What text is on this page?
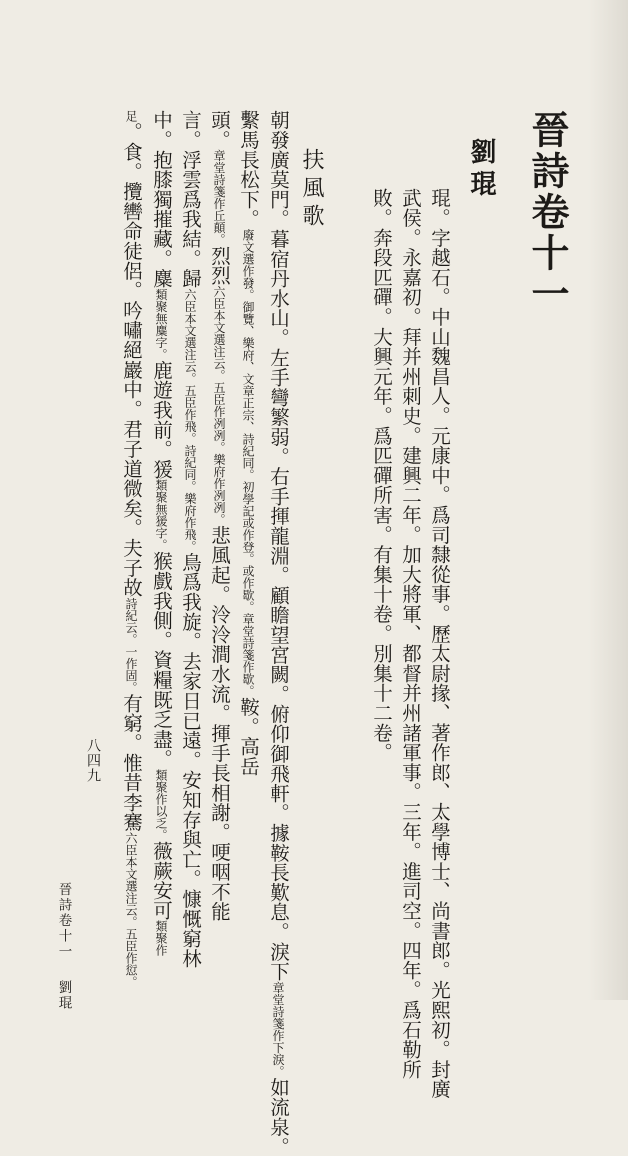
晉詩卷十一
劉琨
琨。字越石。中山魏昌人。元康中。爲司隸從事。歷太尉掾、著作郎、太學博士、尚書郎。光熙初。封廣
武侯。永嘉初。拜并州刺史。建興二年。加大將軍、都督并州諸軍事。三年。進司空。四年。爲石勒所
敗。奔段匹磾。大興元年。爲匹磾所害。有集十卷。別集十二卷。
扶風歌
朝發廣莫門。暮宿丹水山。左手彎繁弱。右手揮龍淵。顧瞻望宮闕。俯仰御飛軒。據鞍長歎息。淚下章堂詩箋作下淚。如流泉。
繫馬長松下。廢文選作發。御覽、樂府、文章正宗、詩紀同。初學記或作登。或作歇。章堂詩箋作歇。鞍。高岳
頭。章堂詩箋作丘顛。烈烈六臣本文選注云。五臣作冽冽。樂府作冽冽。悲風起。泠泠澗水流。揮手長相謝。哽咽不能
言。浮雲爲我結。歸六臣本文選注云。五臣作飛。詩紀同。樂府作飛。鳥爲我旋。去家日已遠。安知存與亡。慷慨窮林
中。抱膝獨摧藏。麋類聚無麋字。鹿遊我前。猨類聚無猨字。猴戲我側。資糧既乏盡。類聚作以乏。薇蕨安可類聚作
足。食。攬轡命徒侶。吟嘯絕巖中。君子道微矣。夫子故詩紀云。一作固。有窮。惟昔李騫六臣本文選注云。五臣作愆。
晉詩卷十一劉琨
八四九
———
TO BE DONE: Transcribe each line above verbatim, with the pictures left out.

THE COMPLETED TASK:
What text is on this page?
晉詩卷十一
劉琨
琨。字越石。中山魏昌人。元康中。爲司隸從事。歷太尉掾、著作郎、太學博士、尚書郎。光熙初。封廣
武侯。永嘉初。拜并州刺史。建興二年。加大將軍、都督并州諸軍事。三年。進司空。四年。爲石勒所
敗。奔段匹磾。大興元年。爲匹磾所害。有集十卷。別集十二卷。
扶風歌
朝發廣莫門。暮宿丹水山。左手彎繁弱。右手揮龍淵。顧瞻望宮闕。俯仰御飛軒。據鞍長歎息。淚下章堂詩箋作下淚。如流泉。
繫馬長松下。廢文選作發。御覽、樂府、文章正宗、詩紀同。初學記或作登。或作歇。章堂詩箋作歇。鞍。高岳
頭。章堂詩箋作丘顛。烈烈六臣本文選注云。五臣作冽冽。樂府作冽冽。悲風起。泠泠澗水流。揮手長相謝。哽咽不能
言。浮雲爲我結。歸六臣本文選注云。五臣作飛。詩紀同。樂府作飛。鳥爲我旋。去家日已遠。安知存與亡。慷慨窮林
中。抱膝獨摧藏。麋類聚無麋字。鹿遊我前。猨類聚無猨字。猴戲我側。資糧既乏盡。類聚作以乏。薇蕨安可類聚作
足。食。攬轡命徒侶。吟嘯絕巖中。君子道微矣。夫子故詩紀云。一作固。有窮。惟昔李騫六臣本文選注云。五臣作愆。
晉詩卷十一劉琨
八四九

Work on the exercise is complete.